**What is needed**
Extract every line of the rows below that contains the string "outline". Case counts.

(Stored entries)
—————

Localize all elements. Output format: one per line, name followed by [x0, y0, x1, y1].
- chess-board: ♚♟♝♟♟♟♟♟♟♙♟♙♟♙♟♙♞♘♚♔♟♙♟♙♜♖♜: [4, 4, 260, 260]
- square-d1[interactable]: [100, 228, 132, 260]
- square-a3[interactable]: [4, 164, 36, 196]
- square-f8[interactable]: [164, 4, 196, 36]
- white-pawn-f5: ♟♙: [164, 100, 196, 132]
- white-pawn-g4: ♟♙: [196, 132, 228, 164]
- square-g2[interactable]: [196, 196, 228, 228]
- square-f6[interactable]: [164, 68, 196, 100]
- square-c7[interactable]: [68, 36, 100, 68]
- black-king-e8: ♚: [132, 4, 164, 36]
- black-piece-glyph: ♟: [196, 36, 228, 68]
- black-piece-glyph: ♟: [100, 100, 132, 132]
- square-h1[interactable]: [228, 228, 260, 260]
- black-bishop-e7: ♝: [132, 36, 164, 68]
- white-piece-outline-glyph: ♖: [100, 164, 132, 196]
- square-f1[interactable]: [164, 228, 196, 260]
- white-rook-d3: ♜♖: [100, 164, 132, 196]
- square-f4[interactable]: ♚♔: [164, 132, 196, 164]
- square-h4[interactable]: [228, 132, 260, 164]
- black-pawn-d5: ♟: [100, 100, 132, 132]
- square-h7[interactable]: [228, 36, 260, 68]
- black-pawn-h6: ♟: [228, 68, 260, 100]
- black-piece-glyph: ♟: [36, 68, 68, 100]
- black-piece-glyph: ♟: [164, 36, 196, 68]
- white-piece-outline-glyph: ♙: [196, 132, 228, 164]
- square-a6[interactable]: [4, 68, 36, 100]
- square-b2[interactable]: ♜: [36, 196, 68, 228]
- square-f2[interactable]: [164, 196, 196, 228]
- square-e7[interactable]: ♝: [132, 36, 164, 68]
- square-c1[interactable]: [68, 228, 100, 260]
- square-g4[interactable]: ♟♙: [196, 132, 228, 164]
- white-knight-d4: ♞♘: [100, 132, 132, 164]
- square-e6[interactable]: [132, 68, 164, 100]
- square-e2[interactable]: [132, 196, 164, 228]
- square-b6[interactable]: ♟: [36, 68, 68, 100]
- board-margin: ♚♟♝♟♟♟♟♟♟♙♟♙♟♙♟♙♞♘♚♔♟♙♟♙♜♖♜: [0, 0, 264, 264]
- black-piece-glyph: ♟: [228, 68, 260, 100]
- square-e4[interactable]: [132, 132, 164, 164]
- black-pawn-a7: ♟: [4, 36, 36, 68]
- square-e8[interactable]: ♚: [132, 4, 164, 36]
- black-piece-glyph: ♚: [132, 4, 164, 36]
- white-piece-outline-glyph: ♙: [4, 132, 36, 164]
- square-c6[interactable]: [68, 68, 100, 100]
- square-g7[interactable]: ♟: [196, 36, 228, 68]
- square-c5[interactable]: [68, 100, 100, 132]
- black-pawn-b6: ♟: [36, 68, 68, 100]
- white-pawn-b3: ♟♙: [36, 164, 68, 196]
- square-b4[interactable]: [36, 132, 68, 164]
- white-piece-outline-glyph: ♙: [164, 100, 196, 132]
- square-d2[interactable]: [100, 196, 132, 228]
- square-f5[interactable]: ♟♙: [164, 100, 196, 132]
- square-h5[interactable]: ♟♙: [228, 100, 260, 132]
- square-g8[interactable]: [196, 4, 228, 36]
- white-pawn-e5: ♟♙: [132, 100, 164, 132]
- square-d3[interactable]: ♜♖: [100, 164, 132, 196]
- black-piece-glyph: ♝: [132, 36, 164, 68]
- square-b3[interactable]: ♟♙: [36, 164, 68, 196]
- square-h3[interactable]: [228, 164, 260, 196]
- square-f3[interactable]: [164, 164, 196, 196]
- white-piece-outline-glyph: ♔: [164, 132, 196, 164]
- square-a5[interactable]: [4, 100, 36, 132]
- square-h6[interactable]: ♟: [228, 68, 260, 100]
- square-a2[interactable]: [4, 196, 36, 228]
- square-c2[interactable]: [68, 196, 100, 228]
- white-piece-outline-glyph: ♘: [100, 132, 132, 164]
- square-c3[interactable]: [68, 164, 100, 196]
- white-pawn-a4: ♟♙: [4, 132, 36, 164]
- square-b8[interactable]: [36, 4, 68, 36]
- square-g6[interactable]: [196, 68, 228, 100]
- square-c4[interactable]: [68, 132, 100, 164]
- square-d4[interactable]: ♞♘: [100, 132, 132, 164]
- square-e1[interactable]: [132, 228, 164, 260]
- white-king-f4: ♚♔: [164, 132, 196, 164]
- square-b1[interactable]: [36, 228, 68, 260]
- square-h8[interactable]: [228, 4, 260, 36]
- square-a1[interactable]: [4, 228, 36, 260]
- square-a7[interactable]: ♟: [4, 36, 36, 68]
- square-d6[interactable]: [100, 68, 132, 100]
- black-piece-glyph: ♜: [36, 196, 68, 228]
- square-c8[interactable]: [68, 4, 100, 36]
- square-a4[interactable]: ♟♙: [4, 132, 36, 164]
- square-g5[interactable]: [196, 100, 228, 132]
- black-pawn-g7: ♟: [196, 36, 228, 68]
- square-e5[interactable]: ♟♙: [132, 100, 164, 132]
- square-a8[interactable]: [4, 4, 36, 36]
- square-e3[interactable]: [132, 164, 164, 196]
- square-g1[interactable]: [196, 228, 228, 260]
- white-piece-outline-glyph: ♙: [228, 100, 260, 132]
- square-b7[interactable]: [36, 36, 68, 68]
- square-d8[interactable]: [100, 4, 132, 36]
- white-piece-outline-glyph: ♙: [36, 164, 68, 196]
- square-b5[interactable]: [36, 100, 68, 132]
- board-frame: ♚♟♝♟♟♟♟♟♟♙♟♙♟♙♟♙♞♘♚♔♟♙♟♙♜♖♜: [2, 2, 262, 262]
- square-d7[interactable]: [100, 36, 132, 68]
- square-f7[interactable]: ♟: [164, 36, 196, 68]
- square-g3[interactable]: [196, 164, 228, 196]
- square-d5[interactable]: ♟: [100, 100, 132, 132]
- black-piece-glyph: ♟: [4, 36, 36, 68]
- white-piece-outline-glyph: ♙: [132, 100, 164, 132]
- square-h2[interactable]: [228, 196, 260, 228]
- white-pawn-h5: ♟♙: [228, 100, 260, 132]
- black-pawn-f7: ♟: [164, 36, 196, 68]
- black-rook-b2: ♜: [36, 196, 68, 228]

—————

**The answer**
- white-piece-outline-glyph: ♖: [100, 164, 132, 196]
- white-piece-outline-glyph: ♙: [196, 132, 228, 164]
- white-piece-outline-glyph: ♙: [4, 132, 36, 164]
- white-piece-outline-glyph: ♙: [164, 100, 196, 132]
- white-piece-outline-glyph: ♔: [164, 132, 196, 164]
- white-piece-outline-glyph: ♘: [100, 132, 132, 164]
- white-piece-outline-glyph: ♙: [228, 100, 260, 132]
- white-piece-outline-glyph: ♙: [36, 164, 68, 196]
- white-piece-outline-glyph: ♙: [132, 100, 164, 132]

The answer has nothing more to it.